▶ Task goal
Among the entries, which lines carry the string "August"? Copy each of them.

Stored items from a collection:
** Start **

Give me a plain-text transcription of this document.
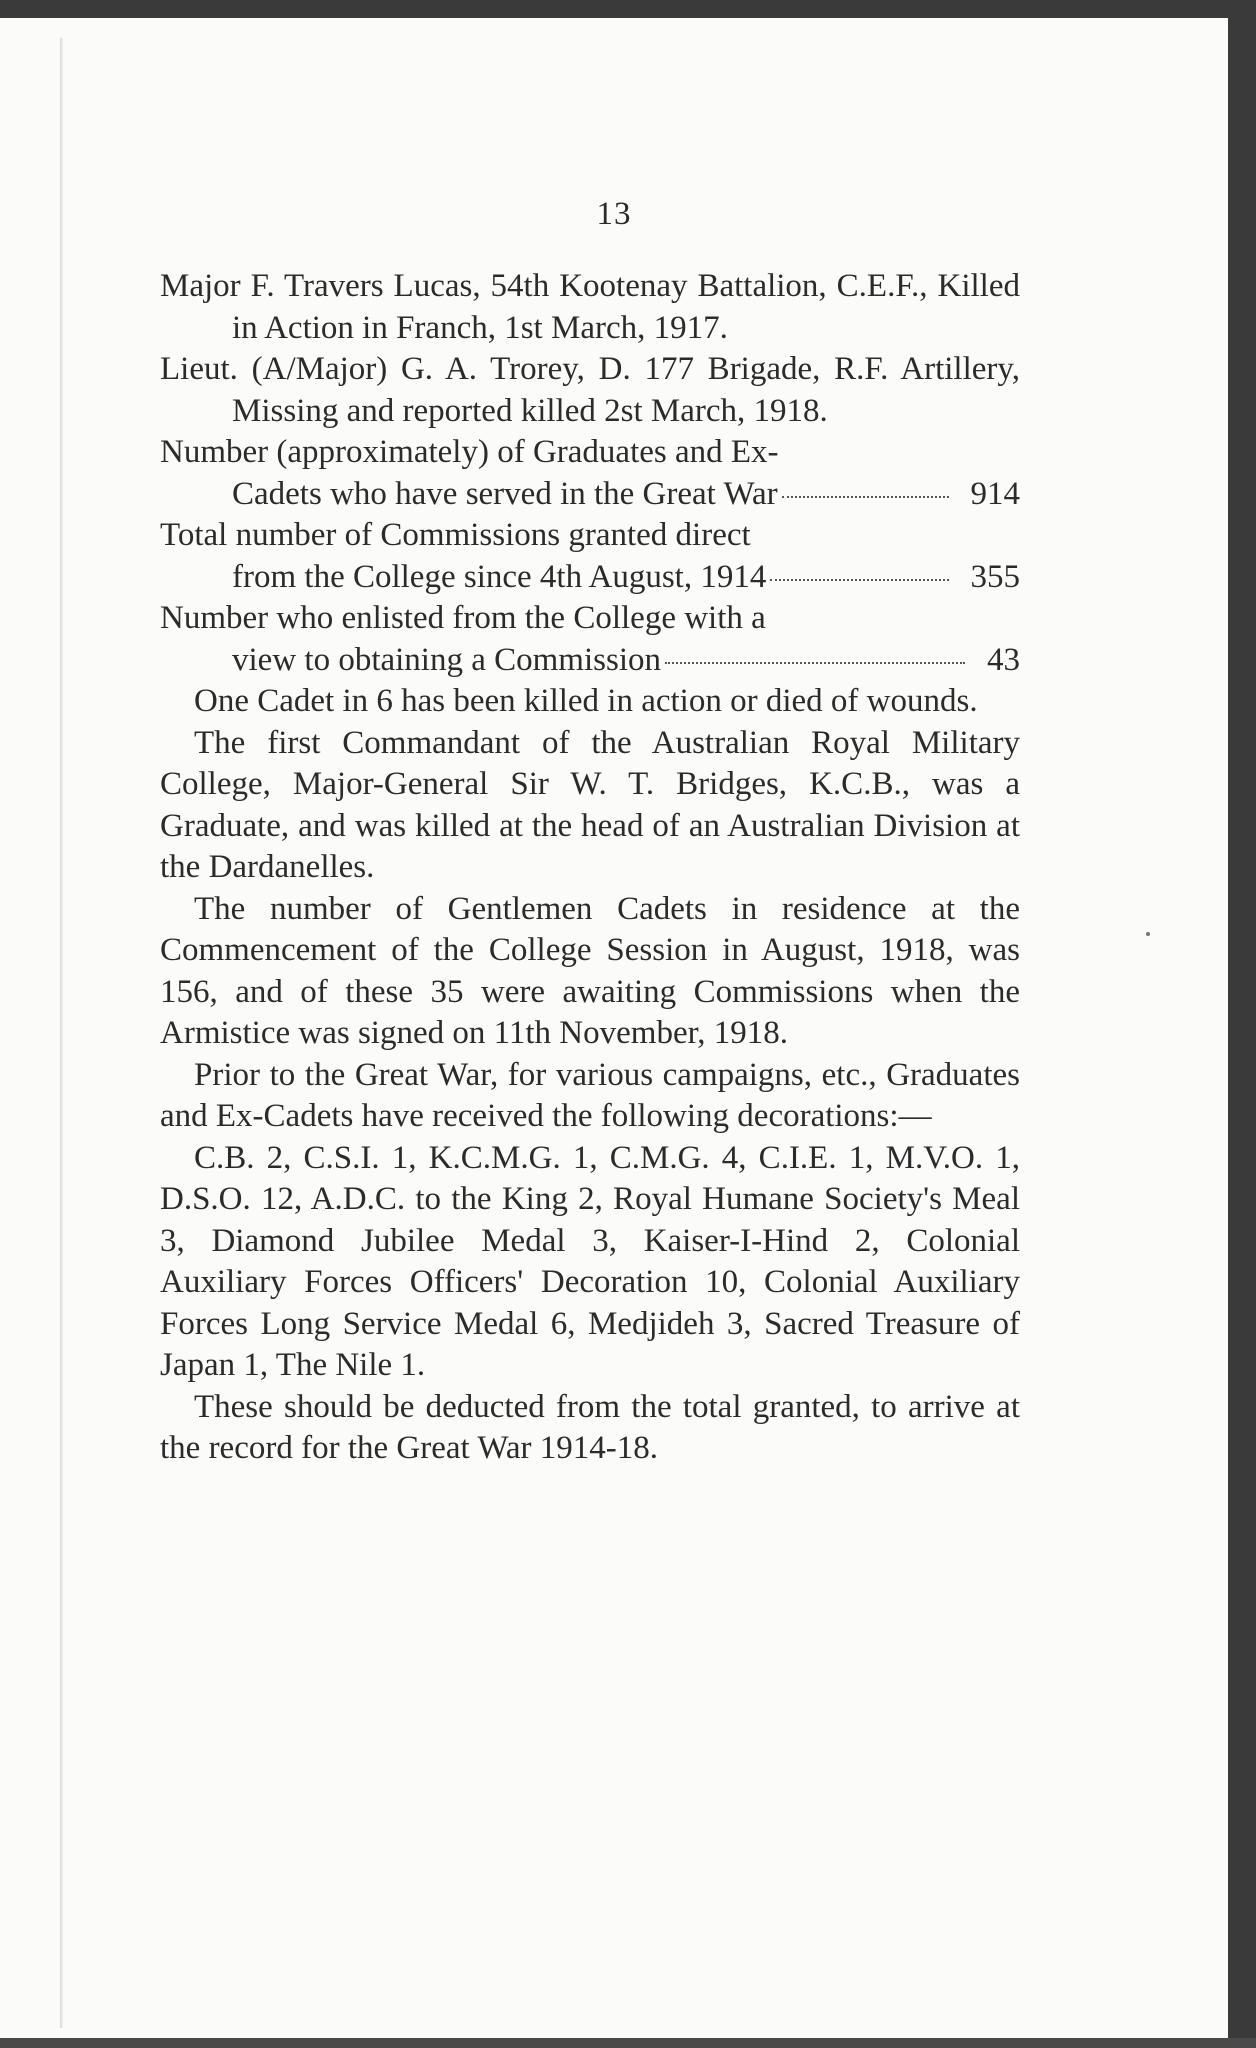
13

Major F. Travers Lucas, 54th Kootenay Battalion, C.E.F., Killed in Action in Franch, 1st March, 1917.

Lieut. (A/Major) G. A. Trorey, D. 177 Brigade, R.F. Artillery, Missing and reported killed 2st March, 1918.

Number (approximately) of Graduates and Ex-

Cadets who have served in the Great War	914

Total number of Commissions granted direct

from the College since 4th August, 1914	355

Number who enlisted from the College with a

view to obtaining a Commission	43

One Cadet in 6 has been killed in action or died of wounds.

The first Commandant of the Australian Royal Military College, Major-General Sir W. T. Bridges, K.C.B., was a Graduate, and was killed at the head of an Australian Division at the Dardanelles.

The number of Gentlemen Cadets in residence at the Commencement of the College Session in August, 1918, was 156, and of these 35 were awaiting Commissions when the Armistice was signed on 11th November, 1918.

Prior to the Great War, for various campaigns, etc., Graduates and Ex-Cadets have received the following decorations:—

C.B. 2, C.S.I. 1, K.C.M.G. 1, C.M.G. 4, C.I.E. 1, M.V.O. 1, D.S.O. 12, A.D.C. to the King 2, Royal Humane Society's Meal 3, Diamond Jubilee Medal 3, Kaiser-I-Hind 2, Colonial Auxiliary Forces Officers' Decoration 10, Colonial Auxiliary Forces Long Service Medal 6, Medjideh 3, Sacred Treasure of Japan 1, The Nile 1.

These should be deducted from the total granted, to arrive at the record for the Great War 1914-18.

** End **

▶ Solution
from the College since 4th August, 1914	355
The number of Gentlemen Cadets in residence at the Commencement of the College Session in August, 1918, was 156, and of these 35 were awaiting Commissions when the Armistice was signed on 11th November, 1918.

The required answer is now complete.